_What the exercise asks:_
Where a line in the listing below contains the word "hälsa", copy that line.

_Listed entries:_
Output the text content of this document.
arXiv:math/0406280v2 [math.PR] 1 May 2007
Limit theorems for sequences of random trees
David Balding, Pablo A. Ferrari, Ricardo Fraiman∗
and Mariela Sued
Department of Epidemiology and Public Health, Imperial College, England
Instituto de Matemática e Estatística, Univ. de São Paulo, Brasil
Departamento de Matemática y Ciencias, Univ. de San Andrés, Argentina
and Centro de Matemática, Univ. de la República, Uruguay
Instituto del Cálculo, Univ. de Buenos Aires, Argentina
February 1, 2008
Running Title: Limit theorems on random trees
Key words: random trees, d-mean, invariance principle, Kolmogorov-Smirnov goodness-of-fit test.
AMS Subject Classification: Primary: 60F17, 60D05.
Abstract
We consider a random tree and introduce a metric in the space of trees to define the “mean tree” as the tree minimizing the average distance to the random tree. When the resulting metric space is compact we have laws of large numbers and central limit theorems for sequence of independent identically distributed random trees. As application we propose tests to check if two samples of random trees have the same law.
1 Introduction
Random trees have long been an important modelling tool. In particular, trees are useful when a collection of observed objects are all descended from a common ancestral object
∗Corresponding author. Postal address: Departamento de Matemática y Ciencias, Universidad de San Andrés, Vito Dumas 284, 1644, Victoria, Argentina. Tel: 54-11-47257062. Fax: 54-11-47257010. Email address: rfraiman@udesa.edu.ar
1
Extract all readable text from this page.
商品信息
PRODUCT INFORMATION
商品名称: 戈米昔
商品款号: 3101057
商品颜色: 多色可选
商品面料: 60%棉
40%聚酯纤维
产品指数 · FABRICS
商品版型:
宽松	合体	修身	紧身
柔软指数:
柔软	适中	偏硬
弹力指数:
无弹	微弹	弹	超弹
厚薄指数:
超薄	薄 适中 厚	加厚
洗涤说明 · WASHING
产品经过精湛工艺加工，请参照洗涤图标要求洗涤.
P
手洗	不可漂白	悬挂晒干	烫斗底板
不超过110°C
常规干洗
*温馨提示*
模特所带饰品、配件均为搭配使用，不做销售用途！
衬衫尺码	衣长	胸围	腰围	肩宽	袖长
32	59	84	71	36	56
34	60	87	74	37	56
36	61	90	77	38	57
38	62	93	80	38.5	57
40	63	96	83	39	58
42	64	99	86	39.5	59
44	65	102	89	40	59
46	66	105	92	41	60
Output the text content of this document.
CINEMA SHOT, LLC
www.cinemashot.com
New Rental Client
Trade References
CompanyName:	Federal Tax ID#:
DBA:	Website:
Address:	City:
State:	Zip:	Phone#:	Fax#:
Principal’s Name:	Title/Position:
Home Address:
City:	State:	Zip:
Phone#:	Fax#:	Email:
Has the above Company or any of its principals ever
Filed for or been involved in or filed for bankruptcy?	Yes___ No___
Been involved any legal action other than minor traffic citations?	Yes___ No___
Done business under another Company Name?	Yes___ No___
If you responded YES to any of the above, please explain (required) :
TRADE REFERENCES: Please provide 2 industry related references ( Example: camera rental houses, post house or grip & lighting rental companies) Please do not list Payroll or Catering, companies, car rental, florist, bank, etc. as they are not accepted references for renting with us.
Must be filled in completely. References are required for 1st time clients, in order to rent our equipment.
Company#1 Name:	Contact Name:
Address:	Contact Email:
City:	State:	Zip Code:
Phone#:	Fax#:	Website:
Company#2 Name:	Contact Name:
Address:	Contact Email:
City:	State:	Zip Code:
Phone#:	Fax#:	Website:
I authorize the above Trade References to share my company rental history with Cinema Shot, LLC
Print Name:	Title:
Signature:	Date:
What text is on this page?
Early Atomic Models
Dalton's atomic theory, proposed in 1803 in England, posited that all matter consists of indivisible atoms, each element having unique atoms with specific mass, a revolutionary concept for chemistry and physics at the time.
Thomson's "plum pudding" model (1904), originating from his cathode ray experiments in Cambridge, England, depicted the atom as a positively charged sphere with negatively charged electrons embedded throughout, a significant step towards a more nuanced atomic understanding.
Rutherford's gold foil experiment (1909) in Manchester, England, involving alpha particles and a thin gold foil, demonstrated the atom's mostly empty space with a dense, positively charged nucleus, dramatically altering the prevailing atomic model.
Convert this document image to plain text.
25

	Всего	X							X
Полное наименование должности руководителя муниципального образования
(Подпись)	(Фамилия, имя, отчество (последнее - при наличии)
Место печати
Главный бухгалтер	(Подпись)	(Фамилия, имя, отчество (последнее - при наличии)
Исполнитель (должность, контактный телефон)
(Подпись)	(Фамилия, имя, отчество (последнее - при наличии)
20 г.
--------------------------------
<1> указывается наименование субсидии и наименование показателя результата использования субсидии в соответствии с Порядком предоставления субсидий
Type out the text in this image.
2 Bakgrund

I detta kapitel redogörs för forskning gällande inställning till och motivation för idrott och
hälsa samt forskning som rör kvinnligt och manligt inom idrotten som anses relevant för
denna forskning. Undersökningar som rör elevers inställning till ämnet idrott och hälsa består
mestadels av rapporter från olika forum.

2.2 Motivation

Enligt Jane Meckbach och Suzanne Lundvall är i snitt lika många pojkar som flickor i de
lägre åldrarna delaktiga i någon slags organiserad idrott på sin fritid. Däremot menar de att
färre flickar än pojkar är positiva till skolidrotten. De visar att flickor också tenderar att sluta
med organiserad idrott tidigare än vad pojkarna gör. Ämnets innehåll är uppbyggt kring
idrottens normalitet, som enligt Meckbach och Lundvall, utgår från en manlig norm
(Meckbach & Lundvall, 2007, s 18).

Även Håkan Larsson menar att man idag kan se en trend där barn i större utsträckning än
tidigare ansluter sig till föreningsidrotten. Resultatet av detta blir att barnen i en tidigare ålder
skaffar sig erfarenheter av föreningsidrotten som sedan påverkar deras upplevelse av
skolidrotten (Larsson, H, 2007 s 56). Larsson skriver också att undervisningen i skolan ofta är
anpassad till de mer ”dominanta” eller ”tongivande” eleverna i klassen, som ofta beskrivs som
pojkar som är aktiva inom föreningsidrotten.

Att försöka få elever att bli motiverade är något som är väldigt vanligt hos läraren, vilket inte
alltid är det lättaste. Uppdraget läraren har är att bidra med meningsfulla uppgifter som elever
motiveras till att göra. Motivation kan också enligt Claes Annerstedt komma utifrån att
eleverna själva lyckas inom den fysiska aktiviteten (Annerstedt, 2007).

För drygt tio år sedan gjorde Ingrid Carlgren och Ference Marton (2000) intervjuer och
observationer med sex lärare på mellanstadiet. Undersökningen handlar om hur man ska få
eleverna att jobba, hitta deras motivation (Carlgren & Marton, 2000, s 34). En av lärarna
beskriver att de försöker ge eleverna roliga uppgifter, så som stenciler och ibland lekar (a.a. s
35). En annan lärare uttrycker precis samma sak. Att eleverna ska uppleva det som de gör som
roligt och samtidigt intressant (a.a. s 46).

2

_Problem solution:_
hälsa samt forskning som rör kvinnligt och manligt inom idrotten som anses relevant för
denna forskning. Undersökningar som rör elevers inställning till ämnet idrott och hälsa består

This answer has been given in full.